Rows from a dataset
++++

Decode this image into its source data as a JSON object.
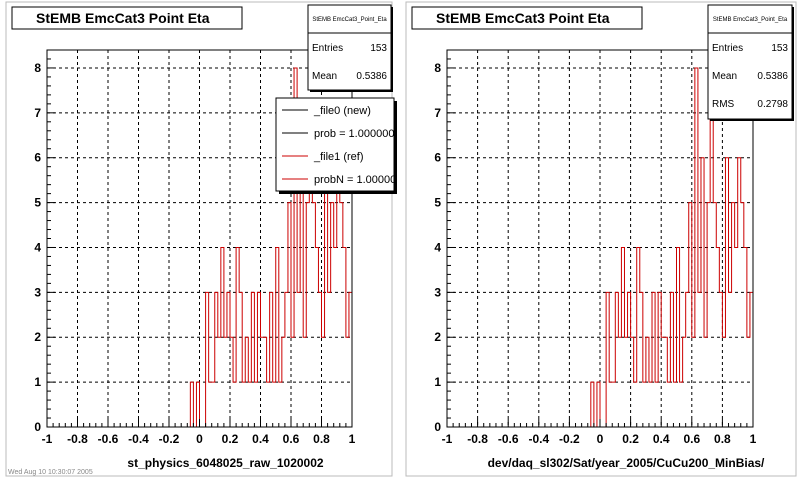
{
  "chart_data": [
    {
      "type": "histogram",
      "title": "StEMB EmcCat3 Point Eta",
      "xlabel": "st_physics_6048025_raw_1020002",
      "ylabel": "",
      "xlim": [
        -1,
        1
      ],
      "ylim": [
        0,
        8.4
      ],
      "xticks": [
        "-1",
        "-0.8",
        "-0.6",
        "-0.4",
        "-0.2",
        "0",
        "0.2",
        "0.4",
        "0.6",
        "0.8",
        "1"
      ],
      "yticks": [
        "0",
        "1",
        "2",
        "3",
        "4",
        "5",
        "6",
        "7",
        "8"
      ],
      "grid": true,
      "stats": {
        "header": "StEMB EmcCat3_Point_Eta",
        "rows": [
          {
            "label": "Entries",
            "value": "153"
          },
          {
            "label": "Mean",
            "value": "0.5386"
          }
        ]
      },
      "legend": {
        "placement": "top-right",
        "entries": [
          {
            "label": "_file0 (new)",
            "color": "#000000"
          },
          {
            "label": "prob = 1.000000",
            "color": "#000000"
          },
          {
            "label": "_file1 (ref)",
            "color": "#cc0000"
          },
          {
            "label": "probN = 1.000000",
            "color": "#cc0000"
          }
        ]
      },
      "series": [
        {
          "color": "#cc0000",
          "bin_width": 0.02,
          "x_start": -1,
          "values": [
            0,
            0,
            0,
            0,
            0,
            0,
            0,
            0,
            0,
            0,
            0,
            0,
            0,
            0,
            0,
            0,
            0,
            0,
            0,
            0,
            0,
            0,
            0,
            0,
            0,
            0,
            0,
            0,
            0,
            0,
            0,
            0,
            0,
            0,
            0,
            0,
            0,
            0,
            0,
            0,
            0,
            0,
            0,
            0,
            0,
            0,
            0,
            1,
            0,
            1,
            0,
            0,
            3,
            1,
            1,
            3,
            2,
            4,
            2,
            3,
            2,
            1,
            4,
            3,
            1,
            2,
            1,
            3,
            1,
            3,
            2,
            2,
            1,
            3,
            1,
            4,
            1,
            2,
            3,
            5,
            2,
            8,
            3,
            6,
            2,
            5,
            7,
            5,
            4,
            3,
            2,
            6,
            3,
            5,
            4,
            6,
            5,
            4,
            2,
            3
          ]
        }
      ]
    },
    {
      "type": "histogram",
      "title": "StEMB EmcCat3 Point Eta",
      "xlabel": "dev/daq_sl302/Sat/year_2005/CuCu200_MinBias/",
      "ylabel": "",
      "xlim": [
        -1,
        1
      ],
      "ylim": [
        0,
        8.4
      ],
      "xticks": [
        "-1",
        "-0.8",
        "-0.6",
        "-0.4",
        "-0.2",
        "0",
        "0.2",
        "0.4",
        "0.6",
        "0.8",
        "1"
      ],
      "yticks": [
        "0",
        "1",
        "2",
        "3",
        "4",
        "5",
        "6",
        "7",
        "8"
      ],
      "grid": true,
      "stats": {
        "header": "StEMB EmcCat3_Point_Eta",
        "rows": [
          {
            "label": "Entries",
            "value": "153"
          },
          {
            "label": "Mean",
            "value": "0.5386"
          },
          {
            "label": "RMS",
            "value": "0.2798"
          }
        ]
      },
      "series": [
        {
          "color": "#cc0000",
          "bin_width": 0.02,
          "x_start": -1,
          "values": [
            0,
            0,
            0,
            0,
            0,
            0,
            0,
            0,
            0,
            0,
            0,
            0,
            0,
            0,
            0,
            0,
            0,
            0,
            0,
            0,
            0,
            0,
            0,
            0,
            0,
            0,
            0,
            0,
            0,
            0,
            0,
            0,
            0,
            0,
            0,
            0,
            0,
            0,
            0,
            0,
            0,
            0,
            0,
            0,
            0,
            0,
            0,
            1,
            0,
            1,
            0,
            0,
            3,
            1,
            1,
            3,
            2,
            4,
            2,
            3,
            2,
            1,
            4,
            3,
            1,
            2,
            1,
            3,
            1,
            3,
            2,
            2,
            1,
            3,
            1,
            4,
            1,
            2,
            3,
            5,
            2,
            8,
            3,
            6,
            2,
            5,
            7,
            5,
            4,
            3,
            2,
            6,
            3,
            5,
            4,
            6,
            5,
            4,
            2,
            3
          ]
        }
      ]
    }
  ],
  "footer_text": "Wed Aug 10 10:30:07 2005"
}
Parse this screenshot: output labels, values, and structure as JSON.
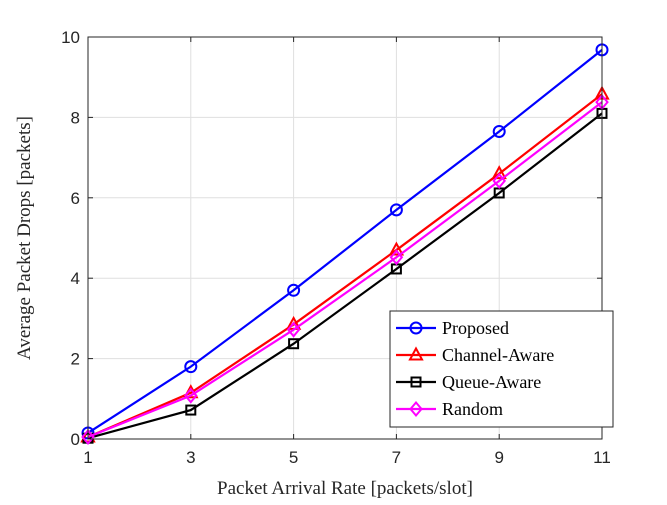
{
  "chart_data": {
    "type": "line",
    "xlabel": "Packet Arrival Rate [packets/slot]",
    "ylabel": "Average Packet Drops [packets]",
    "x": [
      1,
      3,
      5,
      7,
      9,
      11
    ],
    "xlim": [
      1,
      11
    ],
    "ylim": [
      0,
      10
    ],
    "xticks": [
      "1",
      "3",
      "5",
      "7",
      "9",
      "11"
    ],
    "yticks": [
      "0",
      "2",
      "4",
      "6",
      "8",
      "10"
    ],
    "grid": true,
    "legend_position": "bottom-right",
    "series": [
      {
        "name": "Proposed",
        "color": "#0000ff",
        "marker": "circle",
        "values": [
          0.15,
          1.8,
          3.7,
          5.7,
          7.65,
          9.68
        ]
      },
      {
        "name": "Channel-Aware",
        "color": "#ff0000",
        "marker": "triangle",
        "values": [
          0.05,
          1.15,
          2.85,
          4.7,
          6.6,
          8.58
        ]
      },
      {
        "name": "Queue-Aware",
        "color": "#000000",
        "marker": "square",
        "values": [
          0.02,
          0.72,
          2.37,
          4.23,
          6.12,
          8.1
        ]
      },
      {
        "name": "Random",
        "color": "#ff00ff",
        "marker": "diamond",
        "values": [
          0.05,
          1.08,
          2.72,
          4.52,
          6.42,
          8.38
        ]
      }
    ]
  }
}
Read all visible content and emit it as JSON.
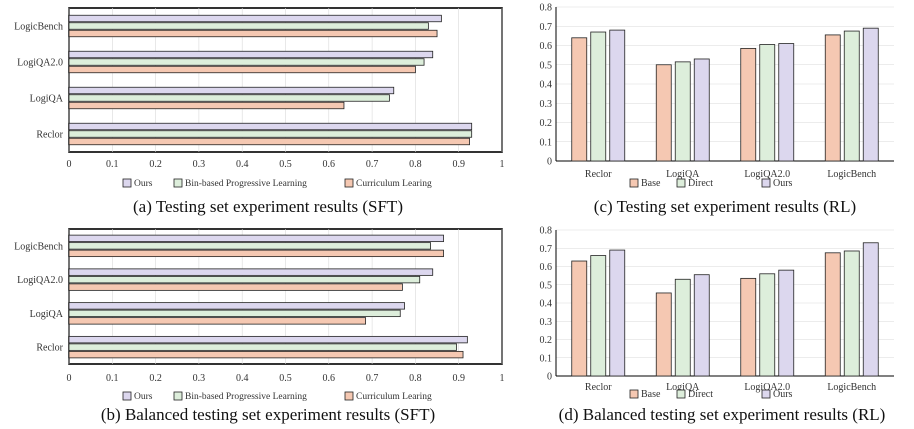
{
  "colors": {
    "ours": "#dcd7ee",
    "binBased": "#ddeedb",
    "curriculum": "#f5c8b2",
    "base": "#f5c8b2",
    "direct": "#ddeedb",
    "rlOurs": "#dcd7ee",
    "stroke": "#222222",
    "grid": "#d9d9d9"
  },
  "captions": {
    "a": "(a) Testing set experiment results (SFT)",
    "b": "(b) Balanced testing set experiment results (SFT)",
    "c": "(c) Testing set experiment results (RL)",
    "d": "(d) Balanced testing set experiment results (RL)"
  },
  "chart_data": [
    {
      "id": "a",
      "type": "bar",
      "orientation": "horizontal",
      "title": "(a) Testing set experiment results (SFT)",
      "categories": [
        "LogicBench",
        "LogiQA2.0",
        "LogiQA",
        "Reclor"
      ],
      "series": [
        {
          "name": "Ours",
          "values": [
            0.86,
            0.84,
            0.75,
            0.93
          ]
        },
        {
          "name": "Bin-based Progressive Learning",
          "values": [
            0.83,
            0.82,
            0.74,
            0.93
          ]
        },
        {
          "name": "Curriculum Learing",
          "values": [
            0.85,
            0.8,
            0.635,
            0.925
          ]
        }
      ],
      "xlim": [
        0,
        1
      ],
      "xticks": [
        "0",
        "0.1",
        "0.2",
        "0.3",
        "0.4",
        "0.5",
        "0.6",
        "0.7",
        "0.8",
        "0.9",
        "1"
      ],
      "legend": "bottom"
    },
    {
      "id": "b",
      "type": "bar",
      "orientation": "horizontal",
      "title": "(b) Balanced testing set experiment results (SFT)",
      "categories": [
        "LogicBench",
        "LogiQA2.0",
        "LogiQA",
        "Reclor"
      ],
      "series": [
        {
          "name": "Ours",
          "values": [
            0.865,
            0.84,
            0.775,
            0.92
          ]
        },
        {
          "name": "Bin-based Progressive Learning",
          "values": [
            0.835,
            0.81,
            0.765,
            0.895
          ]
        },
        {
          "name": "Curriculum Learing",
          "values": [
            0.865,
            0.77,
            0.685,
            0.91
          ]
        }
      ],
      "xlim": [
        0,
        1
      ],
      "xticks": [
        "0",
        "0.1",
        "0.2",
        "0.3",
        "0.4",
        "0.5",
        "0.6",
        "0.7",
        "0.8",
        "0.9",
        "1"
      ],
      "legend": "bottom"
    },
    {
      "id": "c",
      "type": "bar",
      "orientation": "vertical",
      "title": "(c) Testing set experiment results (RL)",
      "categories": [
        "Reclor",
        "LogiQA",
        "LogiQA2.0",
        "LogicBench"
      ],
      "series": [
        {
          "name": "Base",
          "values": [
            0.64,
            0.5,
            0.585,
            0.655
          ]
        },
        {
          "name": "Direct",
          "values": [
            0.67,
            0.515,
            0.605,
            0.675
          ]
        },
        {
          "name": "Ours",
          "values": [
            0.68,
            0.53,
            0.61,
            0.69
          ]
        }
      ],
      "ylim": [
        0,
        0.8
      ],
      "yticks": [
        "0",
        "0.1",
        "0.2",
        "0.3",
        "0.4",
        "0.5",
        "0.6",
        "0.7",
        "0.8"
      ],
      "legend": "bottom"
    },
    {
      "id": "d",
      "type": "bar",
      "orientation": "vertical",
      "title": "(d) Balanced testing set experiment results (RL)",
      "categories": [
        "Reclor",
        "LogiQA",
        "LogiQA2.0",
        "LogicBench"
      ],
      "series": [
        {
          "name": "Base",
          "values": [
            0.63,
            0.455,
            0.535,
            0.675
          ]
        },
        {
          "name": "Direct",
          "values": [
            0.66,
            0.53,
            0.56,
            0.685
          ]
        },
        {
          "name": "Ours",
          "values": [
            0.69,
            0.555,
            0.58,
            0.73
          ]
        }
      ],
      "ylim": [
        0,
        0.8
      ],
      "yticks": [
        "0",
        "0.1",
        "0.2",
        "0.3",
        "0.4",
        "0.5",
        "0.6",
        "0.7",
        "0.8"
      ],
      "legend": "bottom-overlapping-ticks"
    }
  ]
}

++++

▸ **What is needed**: Copy each line in the data that holds the word "xlabel".

▸ **Answer in full**:
      "xlabel": "st_physics_6048025_raw_1020002",
      "xlabel": "dev/daq_sl302/Sat/year_2005/CuCu200_MinBias/",
    "xlabel": "Packet Arrival Rate [packets/slot]",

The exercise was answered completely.